___ Supplied data ___
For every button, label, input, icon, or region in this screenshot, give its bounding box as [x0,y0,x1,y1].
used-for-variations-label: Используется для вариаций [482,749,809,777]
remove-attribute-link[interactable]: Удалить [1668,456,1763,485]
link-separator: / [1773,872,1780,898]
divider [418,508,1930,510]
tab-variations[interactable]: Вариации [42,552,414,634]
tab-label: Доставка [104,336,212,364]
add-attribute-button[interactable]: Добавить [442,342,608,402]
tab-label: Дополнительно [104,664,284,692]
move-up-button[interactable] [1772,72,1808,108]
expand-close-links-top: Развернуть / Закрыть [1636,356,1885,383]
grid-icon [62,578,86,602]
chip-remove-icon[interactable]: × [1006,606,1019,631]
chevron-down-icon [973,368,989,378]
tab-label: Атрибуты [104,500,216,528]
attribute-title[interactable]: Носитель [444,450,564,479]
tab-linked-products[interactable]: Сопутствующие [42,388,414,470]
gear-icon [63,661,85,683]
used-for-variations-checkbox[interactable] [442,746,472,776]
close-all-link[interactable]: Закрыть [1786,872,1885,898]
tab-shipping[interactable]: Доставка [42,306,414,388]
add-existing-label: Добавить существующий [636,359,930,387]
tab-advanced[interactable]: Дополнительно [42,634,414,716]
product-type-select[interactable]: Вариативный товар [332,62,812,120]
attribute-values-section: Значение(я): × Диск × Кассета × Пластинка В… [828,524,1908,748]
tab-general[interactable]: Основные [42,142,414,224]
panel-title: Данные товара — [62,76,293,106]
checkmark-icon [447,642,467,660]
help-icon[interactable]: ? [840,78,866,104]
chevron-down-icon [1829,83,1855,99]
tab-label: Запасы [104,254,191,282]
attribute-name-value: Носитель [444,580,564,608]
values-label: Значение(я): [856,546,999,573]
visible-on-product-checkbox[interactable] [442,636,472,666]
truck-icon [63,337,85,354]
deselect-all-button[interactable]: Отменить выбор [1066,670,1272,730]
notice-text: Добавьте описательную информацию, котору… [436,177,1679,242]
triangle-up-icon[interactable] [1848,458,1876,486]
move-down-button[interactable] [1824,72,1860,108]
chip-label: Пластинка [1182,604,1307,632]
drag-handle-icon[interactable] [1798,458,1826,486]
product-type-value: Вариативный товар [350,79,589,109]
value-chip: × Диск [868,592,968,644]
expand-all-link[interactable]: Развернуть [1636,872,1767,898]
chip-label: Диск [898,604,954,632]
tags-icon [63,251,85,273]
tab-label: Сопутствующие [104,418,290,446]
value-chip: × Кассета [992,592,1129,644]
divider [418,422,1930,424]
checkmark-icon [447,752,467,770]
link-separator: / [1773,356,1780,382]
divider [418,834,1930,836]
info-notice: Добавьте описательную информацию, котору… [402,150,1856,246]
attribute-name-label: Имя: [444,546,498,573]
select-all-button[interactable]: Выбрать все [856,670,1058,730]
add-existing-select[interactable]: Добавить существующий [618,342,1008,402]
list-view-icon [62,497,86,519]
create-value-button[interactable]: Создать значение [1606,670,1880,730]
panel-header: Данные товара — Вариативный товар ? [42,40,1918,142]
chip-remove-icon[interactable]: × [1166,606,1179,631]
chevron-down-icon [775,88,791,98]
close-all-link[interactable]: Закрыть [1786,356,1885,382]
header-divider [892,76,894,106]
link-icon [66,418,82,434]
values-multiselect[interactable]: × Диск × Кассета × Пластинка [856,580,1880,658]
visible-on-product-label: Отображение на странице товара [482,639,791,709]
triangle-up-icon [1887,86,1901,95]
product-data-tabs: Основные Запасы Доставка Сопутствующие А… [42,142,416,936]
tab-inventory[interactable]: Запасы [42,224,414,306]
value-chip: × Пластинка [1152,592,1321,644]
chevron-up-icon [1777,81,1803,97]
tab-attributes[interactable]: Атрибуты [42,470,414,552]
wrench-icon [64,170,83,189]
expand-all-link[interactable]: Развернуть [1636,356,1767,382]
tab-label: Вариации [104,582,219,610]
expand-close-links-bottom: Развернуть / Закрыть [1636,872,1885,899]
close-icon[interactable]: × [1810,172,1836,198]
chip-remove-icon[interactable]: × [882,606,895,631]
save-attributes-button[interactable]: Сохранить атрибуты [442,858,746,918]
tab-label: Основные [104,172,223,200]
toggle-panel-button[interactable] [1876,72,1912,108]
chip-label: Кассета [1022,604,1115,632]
___
→ Exercise objective: Repeat the records from the first line through the line containing "move-up-button[interactable] [1772,72,1808,108]", both included.

→ Answer to the task:
For every button, label, input, icon, or region in this screenshot, give its bounding box as [x0,y0,x1,y1].
used-for-variations-label: Используется для вариаций [482,749,809,777]
remove-attribute-link[interactable]: Удалить [1668,456,1763,485]
link-separator: / [1773,872,1780,898]
divider [418,508,1930,510]
tab-variations[interactable]: Вариации [42,552,414,634]
tab-label: Доставка [104,336,212,364]
add-attribute-button[interactable]: Добавить [442,342,608,402]
tab-label: Дополнительно [104,664,284,692]
move-up-button[interactable] [1772,72,1808,108]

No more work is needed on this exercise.